Start of Exercise material

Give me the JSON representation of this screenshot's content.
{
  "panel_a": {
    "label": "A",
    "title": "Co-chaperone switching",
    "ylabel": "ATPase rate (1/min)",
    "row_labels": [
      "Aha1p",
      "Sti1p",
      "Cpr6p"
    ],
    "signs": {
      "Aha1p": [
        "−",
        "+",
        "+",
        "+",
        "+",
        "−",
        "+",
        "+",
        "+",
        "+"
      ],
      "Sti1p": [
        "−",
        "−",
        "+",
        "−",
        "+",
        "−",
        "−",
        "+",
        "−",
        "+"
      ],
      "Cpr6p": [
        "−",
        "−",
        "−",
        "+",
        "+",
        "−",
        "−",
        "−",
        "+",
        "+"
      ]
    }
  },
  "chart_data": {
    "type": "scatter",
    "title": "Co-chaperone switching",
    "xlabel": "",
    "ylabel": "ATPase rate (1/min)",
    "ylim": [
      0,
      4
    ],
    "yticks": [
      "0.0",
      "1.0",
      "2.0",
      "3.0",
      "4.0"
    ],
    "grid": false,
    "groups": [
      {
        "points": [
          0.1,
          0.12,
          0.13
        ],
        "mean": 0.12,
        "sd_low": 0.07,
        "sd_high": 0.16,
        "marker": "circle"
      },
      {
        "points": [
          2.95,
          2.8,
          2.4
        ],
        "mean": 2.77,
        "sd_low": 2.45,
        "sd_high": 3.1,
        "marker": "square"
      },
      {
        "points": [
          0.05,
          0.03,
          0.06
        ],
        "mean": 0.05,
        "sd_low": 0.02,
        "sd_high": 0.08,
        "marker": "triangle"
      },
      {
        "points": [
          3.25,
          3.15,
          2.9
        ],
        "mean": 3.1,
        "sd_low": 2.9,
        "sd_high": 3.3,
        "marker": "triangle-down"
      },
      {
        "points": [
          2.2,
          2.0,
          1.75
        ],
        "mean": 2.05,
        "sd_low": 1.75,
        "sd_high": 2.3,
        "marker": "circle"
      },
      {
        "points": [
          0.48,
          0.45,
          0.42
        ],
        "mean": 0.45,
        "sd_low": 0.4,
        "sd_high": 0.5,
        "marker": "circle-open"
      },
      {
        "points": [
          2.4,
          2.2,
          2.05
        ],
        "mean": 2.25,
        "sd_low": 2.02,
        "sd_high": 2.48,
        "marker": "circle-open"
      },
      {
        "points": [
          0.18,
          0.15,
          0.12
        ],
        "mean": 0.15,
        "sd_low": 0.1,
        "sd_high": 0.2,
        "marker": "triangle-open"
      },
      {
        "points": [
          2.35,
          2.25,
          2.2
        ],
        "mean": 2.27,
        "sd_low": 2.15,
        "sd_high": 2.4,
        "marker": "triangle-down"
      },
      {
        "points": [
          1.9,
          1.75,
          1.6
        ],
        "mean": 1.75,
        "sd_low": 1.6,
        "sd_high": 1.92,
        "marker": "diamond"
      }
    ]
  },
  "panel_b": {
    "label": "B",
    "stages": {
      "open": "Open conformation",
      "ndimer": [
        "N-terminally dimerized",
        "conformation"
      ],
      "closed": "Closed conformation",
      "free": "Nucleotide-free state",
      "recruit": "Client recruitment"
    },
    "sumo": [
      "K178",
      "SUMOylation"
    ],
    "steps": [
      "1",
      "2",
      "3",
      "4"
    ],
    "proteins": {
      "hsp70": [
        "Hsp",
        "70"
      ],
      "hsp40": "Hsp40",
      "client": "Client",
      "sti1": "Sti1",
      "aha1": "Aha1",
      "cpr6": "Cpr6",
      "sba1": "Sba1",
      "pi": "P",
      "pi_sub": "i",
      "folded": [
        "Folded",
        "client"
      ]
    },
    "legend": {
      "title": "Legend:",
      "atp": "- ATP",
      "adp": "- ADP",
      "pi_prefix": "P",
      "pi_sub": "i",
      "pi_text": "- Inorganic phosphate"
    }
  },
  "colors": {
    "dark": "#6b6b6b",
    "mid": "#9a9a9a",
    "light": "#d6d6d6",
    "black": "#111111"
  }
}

End of Exercise material

* **Your task**:
Copy the entries above exactly. Miss none of them.

* **Your solution**:
Give me the JSON representation of this screenshot's content.
{
  "panel_a": {
    "label": "A",
    "title": "Co-chaperone switching",
    "ylabel": "ATPase rate (1/min)",
    "row_labels": [
      "Aha1p",
      "Sti1p",
      "Cpr6p"
    ],
    "signs": {
      "Aha1p": [
        "−",
        "+",
        "+",
        "+",
        "+",
        "−",
        "+",
        "+",
        "+",
        "+"
      ],
      "Sti1p": [
        "−",
        "−",
        "+",
        "−",
        "+",
        "−",
        "−",
        "+",
        "−",
        "+"
      ],
      "Cpr6p": [
        "−",
        "−",
        "−",
        "+",
        "+",
        "−",
        "−",
        "−",
        "+",
        "+"
      ]
    }
  },
  "chart_data": {
    "type": "scatter",
    "title": "Co-chaperone switching",
    "xlabel": "",
    "ylabel": "ATPase rate (1/min)",
    "ylim": [
      0,
      4
    ],
    "yticks": [
      "0.0",
      "1.0",
      "2.0",
      "3.0",
      "4.0"
    ],
    "grid": false,
    "groups": [
      {
        "points": [
          0.1,
          0.12,
          0.13
        ],
        "mean": 0.12,
        "sd_low": 0.07,
        "sd_high": 0.16,
        "marker": "circle"
      },
      {
        "points": [
          2.95,
          2.8,
          2.4
        ],
        "mean": 2.77,
        "sd_low": 2.45,
        "sd_high": 3.1,
        "marker": "square"
      },
      {
        "points": [
          0.05,
          0.03,
          0.06
        ],
        "mean": 0.05,
        "sd_low": 0.02,
        "sd_high": 0.08,
        "marker": "triangle"
      },
      {
        "points": [
          3.25,
          3.15,
          2.9
        ],
        "mean": 3.1,
        "sd_low": 2.9,
        "sd_high": 3.3,
        "marker": "triangle-down"
      },
      {
        "points": [
          2.2,
          2.0,
          1.75
        ],
        "mean": 2.05,
        "sd_low": 1.75,
        "sd_high": 2.3,
        "marker": "circle"
      },
      {
        "points": [
          0.48,
          0.45,
          0.42
        ],
        "mean": 0.45,
        "sd_low": 0.4,
        "sd_high": 0.5,
        "marker": "circle-open"
      },
      {
        "points": [
          2.4,
          2.2,
          2.05
        ],
        "mean": 2.25,
        "sd_low": 2.02,
        "sd_high": 2.48,
        "marker": "circle-open"
      },
      {
        "points": [
          0.18,
          0.15,
          0.12
        ],
        "mean": 0.15,
        "sd_low": 0.1,
        "sd_high": 0.2,
        "marker": "triangle-open"
      },
      {
        "points": [
          2.35,
          2.25,
          2.2
        ],
        "mean": 2.27,
        "sd_low": 2.15,
        "sd_high": 2.4,
        "marker": "triangle-down"
      },
      {
        "points": [
          1.9,
          1.75,
          1.6
        ],
        "mean": 1.75,
        "sd_low": 1.6,
        "sd_high": 1.92,
        "marker": "diamond"
      }
    ]
  },
  "panel_b": {
    "label": "B",
    "stages": {
      "open": "Open conformation",
      "ndimer": [
        "N-terminally dimerized",
        "conformation"
      ],
      "closed": "Closed conformation",
      "free": "Nucleotide-free state",
      "recruit": "Client recruitment"
    },
    "sumo": [
      "K178",
      "SUMOylation"
    ],
    "steps": [
      "1",
      "2",
      "3",
      "4"
    ],
    "proteins": {
      "hsp70": [
        "Hsp",
        "70"
      ],
      "hsp40": "Hsp40",
      "client": "Client",
      "sti1": "Sti1",
      "aha1": "Aha1",
      "cpr6": "Cpr6",
      "sba1": "Sba1",
      "pi": "P",
      "pi_sub": "i",
      "folded": [
        "Folded",
        "client"
      ]
    },
    "legend": {
      "title": "Legend:",
      "atp": "- ATP",
      "adp": "- ADP",
      "pi_prefix": "P",
      "pi_sub": "i",
      "pi_text": "- Inorganic phosphate"
    }
  },
  "colors": {
    "dark": "#6b6b6b",
    "mid": "#9a9a9a",
    "light": "#d6d6d6",
    "black": "#111111"
  }
}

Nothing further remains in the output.